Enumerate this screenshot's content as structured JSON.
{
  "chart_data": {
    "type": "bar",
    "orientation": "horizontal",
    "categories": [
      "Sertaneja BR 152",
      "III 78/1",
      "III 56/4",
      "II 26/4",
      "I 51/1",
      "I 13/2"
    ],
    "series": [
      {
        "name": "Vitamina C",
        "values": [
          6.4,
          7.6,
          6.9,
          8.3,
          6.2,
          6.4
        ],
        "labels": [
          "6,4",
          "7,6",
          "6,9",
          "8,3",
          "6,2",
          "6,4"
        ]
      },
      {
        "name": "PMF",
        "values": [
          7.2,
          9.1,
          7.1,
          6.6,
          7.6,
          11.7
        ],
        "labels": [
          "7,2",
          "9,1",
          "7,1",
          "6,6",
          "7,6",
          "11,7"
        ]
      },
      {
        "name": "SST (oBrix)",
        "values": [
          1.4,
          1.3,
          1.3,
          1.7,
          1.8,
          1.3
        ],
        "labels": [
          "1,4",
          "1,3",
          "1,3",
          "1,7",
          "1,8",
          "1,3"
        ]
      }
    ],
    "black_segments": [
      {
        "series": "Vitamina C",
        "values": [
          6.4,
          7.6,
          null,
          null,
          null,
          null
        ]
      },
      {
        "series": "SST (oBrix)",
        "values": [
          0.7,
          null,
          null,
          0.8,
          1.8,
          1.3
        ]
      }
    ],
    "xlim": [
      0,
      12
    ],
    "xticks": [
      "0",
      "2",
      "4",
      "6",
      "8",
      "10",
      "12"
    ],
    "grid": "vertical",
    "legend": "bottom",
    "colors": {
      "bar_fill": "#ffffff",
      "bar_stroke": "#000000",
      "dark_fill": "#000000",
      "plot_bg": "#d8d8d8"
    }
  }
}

★ ★ ★

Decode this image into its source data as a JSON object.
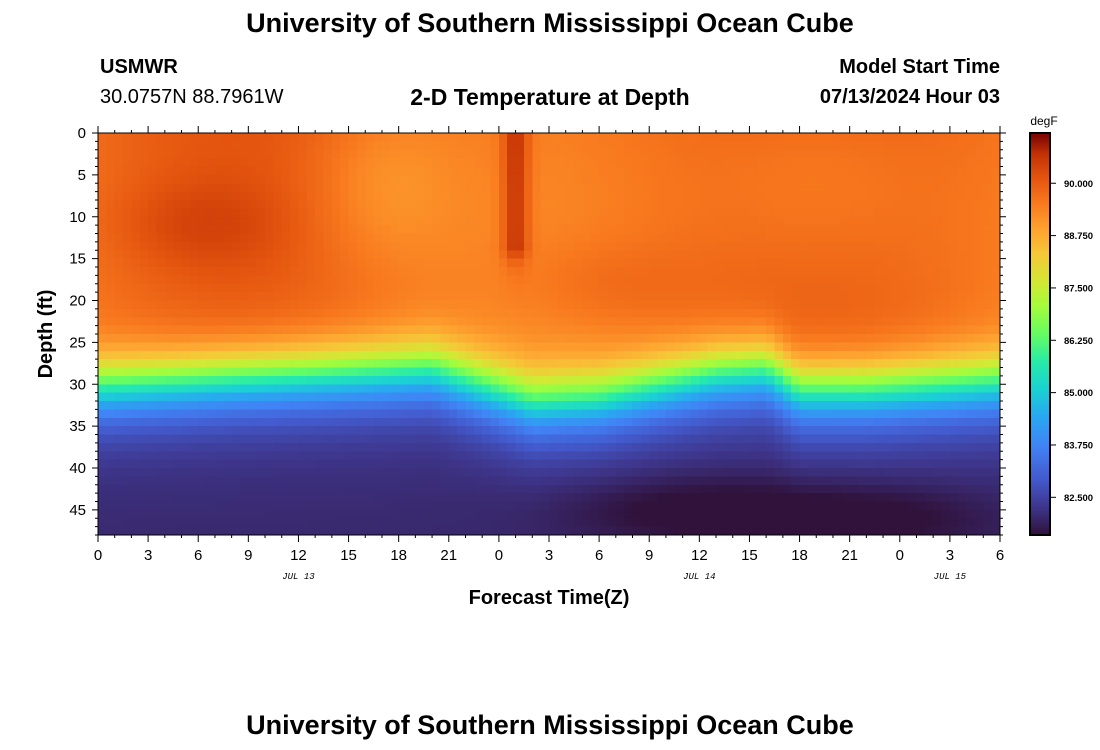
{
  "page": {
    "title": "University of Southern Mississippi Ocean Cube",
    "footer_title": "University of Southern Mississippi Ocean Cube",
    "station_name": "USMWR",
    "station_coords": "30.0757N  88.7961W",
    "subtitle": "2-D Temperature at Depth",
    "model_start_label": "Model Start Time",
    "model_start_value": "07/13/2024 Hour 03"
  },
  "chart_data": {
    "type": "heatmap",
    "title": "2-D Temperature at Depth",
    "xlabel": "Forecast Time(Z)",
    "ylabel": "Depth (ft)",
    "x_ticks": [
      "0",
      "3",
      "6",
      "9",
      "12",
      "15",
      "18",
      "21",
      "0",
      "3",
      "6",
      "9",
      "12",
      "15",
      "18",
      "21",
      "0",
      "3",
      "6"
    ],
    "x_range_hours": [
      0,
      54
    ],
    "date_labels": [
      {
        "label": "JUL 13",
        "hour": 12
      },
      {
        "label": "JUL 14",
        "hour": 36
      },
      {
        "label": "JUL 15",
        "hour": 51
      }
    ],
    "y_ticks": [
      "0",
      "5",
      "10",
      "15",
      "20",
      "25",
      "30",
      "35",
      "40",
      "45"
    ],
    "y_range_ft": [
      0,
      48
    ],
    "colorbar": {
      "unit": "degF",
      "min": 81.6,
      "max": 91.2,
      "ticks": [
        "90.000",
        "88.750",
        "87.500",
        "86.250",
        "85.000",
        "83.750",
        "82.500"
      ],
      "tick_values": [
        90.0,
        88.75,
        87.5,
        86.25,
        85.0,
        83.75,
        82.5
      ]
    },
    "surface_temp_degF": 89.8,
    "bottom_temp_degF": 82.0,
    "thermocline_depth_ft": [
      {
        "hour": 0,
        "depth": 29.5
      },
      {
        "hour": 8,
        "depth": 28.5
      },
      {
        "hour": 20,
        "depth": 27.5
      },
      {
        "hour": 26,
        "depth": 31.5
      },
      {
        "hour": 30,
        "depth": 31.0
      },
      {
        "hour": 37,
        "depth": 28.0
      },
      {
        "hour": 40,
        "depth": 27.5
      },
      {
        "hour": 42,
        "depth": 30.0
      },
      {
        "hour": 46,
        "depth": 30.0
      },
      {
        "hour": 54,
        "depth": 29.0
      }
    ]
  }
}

★ ★ ★

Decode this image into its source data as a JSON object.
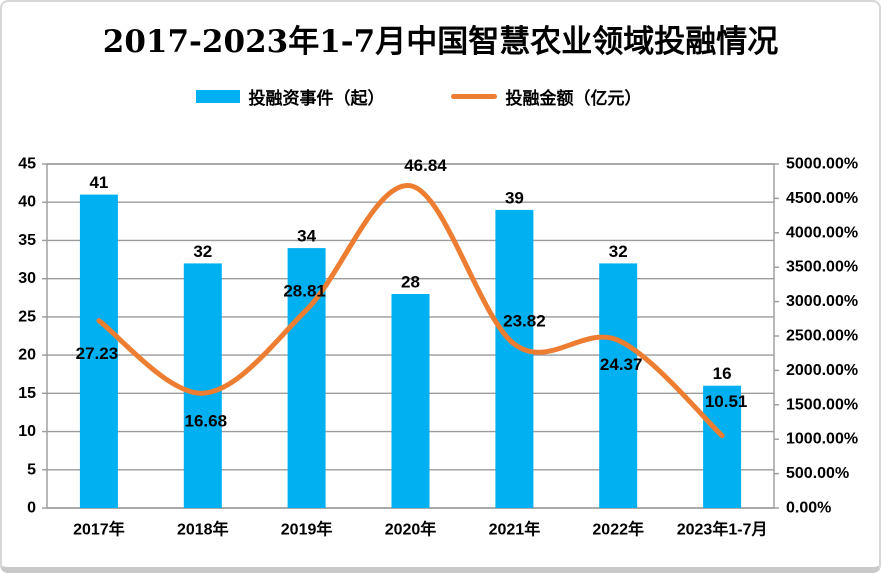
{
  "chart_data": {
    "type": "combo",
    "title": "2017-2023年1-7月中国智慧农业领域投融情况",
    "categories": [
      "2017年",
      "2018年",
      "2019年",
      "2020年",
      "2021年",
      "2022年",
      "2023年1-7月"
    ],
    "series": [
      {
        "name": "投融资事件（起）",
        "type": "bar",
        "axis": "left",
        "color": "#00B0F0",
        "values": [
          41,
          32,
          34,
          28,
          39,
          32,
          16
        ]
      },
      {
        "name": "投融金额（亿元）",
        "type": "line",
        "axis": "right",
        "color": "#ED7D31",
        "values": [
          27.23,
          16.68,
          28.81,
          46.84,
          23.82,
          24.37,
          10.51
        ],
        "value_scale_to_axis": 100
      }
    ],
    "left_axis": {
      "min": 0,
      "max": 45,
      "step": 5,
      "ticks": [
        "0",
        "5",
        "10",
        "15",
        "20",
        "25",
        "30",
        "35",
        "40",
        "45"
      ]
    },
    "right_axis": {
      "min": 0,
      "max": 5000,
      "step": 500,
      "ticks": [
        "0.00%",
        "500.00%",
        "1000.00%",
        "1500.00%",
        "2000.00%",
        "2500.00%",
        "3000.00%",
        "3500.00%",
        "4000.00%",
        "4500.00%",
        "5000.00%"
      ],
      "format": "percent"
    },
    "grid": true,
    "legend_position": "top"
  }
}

★ ★ ★

• _WHAT THE TASK ASKS_
Look through the entries above and count each line holding "type"; report the count alone.

• _CORRECT OUTPUT_
5